▸ **Task description**
Find the line containing "What text is on this page?". Quote it and every line after it, exactly, through the end; skip pictures.

— begin —

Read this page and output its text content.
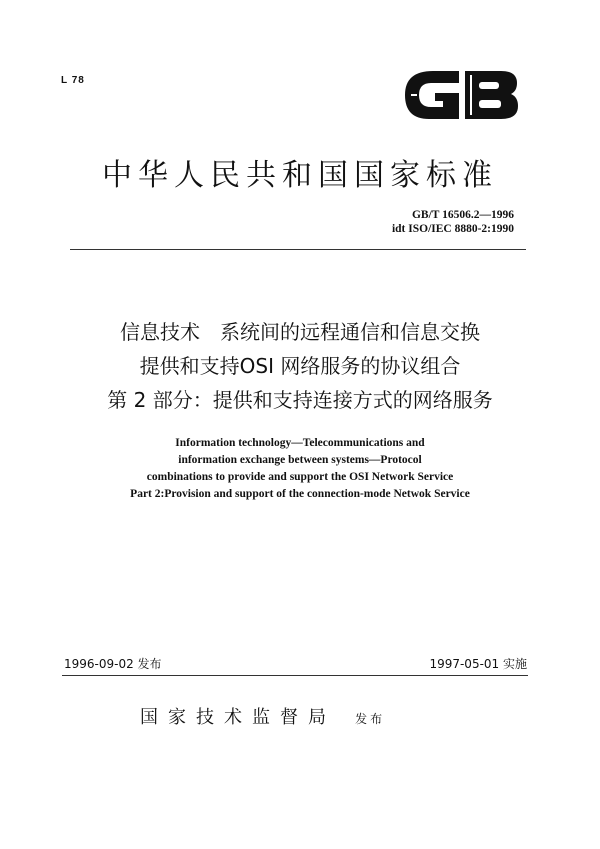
L 78
GB
中华人民共和国国家标准
GB/T 16506.2—1996
idt ISO/IEC 8880-2:1990
信息技术　系统间的远程通信和信息交换
提供和支持OSI 网络服务的协议组合
第 2 部分：提供和支持连接方式的网络服务
Information technology—Telecommunications and
information exchange between systems—Protocol
combinations to provide and support the OSI Network Service
Part 2:Provision and support of the connection-mode Netwok Service
1996-09-02 发布	1997-05-01 实施
国家技术监督局 发布
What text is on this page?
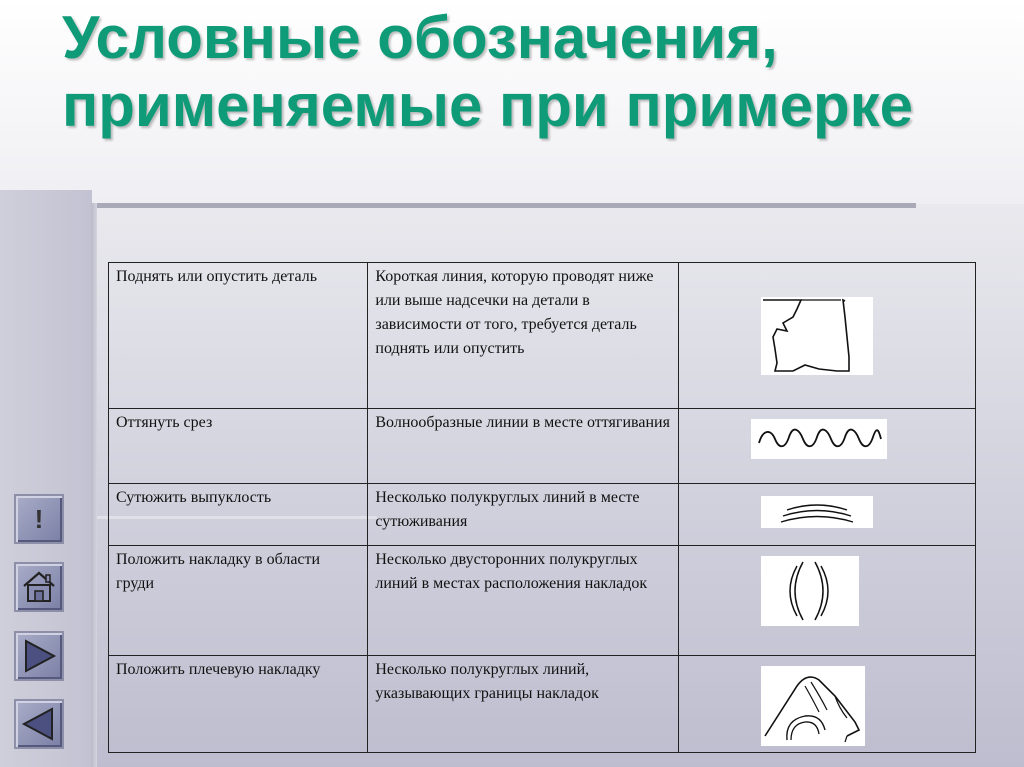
Условные обозначения, применяемые при примерке
Поднять или опустить деталь	Короткая линия, которую проводят ниже или выше надсечки на детали в зависимости от того, требуется деталь поднять или опустить	

Оттянуть срез	Волнообразные линии в месте оттягивания	

Сутюжить выпуклость	Несколько полукруглых линий в месте сутюживания	

Положить накладку в области груди	Несколько двусторонних полукруглых линий в местах расположения накладок	

Положить плечевую накладку	Несколько полукруглых линий, указывающих границы накладок	
!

— end —

▸ **Written response**
What text is on this page?
Условные обозначения, применяемые при примерке
Поднять или опустить деталь	Короткая линия, которую проводят ниже или выше надсечки на детали в зависимости от того, требуется деталь поднять или опустить	

Оттянуть срез	Волнообразные линии в месте оттягивания	

Сутюжить выпуклость	Несколько полукруглых линий в месте сутюживания	

Положить накладку в области груди	Несколько двусторонних полукруглых линий в местах расположения накладок	

Положить плечевую накладку	Несколько полукруглых линий, указывающих границы накладок	
!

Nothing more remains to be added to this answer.